> What you will do
Retype exactly the lines from the line with "Transcribe the text in this document." to the end of the data, keeping both boundary lines.
##### Extracted entries #####
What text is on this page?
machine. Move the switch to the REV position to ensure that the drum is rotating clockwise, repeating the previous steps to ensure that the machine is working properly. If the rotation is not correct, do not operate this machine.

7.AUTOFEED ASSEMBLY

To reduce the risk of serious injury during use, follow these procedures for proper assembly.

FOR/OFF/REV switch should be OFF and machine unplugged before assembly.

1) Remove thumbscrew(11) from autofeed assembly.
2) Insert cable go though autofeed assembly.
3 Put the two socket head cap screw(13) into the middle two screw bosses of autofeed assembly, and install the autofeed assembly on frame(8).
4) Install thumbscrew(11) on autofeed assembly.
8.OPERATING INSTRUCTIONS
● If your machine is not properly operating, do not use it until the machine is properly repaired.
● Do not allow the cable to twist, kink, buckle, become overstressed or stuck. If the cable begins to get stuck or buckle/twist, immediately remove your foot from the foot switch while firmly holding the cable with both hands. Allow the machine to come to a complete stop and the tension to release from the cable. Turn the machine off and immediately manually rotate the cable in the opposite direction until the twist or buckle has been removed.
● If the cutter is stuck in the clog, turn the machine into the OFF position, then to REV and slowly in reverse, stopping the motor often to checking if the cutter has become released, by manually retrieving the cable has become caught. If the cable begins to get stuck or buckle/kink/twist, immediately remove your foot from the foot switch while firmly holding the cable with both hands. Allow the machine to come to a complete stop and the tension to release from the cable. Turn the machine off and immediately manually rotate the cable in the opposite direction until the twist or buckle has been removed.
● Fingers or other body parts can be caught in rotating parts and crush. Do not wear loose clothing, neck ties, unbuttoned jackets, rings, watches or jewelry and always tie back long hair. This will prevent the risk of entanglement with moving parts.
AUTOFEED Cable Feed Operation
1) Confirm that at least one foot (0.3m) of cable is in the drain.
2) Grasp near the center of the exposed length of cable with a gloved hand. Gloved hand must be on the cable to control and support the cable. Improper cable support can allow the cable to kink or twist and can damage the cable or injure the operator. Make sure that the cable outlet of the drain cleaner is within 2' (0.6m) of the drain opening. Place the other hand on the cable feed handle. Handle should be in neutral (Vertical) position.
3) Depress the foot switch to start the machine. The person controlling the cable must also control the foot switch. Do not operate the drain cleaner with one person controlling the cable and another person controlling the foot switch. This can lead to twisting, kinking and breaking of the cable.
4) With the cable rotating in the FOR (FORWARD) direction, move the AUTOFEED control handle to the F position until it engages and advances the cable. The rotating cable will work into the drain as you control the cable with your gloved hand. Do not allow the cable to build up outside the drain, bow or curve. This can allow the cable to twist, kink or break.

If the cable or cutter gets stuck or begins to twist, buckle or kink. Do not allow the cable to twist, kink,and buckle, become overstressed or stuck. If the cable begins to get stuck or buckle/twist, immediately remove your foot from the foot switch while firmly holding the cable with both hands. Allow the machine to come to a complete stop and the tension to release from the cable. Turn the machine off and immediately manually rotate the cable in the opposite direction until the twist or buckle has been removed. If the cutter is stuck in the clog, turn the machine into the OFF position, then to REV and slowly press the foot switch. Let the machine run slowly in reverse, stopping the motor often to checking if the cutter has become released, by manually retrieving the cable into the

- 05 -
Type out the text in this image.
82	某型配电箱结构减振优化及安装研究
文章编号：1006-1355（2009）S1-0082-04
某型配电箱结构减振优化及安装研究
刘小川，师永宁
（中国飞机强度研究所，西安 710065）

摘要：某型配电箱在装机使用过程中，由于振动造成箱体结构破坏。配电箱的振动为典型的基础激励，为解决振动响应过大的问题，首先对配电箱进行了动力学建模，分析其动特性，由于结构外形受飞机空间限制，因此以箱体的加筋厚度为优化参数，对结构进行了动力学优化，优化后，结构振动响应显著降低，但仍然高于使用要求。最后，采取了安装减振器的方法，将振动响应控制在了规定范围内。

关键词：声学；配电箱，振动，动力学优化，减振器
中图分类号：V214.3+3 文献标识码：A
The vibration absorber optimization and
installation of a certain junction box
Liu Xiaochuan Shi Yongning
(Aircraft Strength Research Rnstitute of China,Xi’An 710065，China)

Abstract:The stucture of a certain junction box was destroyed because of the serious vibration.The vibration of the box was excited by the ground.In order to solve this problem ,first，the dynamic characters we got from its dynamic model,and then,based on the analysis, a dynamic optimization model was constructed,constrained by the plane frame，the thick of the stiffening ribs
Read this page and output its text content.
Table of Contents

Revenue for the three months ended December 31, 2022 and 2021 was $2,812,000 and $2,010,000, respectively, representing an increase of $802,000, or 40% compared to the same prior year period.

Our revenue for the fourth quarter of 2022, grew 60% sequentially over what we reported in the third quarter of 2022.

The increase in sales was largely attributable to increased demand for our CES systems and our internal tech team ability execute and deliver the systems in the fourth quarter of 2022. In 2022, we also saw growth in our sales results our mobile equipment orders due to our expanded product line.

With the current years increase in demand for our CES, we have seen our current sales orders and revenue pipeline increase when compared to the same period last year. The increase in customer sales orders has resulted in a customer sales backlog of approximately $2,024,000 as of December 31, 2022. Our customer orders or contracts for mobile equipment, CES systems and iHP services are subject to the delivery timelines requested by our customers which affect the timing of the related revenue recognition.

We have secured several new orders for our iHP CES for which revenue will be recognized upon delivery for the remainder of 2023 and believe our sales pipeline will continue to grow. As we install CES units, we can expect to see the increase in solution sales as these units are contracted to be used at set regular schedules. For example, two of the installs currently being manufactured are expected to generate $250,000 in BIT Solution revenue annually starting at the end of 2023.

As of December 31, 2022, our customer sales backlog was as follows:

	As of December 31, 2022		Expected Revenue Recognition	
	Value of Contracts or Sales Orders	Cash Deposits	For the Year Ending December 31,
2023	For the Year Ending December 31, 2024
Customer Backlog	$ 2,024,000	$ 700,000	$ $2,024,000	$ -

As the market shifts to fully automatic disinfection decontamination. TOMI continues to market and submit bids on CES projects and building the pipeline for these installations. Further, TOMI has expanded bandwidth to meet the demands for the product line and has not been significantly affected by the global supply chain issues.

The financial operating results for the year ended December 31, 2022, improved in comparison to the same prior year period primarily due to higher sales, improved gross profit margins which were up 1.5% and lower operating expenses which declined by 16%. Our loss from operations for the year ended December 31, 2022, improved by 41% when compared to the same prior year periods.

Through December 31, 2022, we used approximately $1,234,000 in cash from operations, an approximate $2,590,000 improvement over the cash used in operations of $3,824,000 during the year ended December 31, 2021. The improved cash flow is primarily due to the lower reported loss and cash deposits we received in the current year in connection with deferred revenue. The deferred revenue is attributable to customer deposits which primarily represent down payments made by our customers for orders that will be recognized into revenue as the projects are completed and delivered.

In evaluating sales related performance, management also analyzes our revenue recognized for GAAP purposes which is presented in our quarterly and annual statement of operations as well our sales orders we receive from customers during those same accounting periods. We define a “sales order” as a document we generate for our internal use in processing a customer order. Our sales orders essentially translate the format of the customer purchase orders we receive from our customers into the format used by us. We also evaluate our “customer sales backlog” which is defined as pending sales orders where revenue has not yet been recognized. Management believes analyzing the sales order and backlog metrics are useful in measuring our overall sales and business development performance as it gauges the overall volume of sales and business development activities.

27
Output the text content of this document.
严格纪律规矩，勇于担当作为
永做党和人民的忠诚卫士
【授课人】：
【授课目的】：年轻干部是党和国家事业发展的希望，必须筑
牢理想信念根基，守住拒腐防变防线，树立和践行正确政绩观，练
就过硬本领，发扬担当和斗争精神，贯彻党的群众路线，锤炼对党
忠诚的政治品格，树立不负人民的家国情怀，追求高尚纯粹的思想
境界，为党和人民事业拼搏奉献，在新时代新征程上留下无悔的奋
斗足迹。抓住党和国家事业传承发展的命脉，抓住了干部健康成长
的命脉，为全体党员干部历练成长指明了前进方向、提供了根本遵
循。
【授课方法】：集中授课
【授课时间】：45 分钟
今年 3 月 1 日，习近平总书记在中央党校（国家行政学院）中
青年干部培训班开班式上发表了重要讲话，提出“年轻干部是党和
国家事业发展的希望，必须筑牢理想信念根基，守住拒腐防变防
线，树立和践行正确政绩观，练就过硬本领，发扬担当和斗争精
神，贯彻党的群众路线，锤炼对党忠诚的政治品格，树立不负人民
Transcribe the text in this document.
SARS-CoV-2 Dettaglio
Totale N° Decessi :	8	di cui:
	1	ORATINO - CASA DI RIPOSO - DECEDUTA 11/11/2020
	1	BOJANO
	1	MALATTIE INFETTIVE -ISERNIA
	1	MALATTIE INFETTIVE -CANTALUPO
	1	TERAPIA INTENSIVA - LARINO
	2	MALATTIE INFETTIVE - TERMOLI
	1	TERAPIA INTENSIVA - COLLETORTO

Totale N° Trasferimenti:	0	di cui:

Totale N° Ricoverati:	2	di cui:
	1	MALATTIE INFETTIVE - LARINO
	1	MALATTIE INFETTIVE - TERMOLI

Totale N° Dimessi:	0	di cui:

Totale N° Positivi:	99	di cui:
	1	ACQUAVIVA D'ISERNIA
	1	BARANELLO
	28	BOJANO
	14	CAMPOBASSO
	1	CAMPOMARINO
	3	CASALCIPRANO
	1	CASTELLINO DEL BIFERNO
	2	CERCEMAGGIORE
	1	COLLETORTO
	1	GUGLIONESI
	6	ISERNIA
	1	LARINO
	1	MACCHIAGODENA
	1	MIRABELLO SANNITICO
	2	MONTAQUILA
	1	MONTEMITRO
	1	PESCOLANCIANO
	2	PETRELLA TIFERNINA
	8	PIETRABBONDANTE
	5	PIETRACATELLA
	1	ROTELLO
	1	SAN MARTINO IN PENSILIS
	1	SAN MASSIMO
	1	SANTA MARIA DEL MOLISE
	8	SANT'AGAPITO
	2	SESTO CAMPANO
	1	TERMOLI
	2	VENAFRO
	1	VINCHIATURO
#####
> Result
Transcribe the text in this document.
SARS-CoV-2 Dettaglio
Totale N° Decessi :	8	di cui:
	1	ORATINO - CASA DI RIPOSO - DECEDUTA 11/11/2020
	1	BOJANO
	1	MALATTIE INFETTIVE -ISERNIA
	1	MALATTIE INFETTIVE -CANTALUPO
	1	TERAPIA INTENSIVA - LARINO
	2	MALATTIE INFETTIVE - TERMOLI
	1	TERAPIA INTENSIVA - COLLETORTO

Totale N° Trasferimenti:	0	di cui:

Totale N° Ricoverati:	2	di cui:
	1	MALATTIE INFETTIVE - LARINO
	1	MALATTIE INFETTIVE - TERMOLI

Totale N° Dimessi:	0	di cui:

Totale N° Positivi:	99	di cui:
	1	ACQUAVIVA D'ISERNIA
	1	BARANELLO
	28	BOJANO
	14	CAMPOBASSO
	1	CAMPOMARINO
	3	CASALCIPRANO
	1	CASTELLINO DEL BIFERNO
	2	CERCEMAGGIORE
	1	COLLETORTO
	1	GUGLIONESI
	6	ISERNIA
	1	LARINO
	1	MACCHIAGODENA
	1	MIRABELLO SANNITICO
	2	MONTAQUILA
	1	MONTEMITRO
	1	PESCOLANCIANO
	2	PETRELLA TIFERNINA
	8	PIETRABBONDANTE
	5	PIETRACATELLA
	1	ROTELLO
	1	SAN MARTINO IN PENSILIS
	1	SAN MASSIMO
	1	SANTA MARIA DEL MOLISE
	8	SANT'AGAPITO
	2	SESTO CAMPANO
	1	TERMOLI
	2	VENAFRO
	1	VINCHIATURO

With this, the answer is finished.